**The task**
Look for the word "Number" in each line and report the count of matching lines, with nothing added.

**Records excerpted from a collection**
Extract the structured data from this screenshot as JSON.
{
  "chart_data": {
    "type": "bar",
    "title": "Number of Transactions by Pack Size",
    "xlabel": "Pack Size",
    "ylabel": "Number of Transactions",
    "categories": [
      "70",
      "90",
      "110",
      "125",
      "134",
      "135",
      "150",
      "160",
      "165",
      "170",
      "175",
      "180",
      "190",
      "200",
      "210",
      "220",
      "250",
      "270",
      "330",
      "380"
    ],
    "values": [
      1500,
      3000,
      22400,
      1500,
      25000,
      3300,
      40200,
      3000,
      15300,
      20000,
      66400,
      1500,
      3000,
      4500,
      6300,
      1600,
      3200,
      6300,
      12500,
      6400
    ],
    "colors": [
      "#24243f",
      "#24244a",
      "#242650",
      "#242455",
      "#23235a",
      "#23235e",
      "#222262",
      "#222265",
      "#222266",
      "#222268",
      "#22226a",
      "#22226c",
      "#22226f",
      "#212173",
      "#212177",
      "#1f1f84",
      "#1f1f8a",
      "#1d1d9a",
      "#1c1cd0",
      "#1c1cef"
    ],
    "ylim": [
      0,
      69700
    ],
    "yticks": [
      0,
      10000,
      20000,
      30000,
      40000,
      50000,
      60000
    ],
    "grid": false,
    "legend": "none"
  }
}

**Reply to the task**
2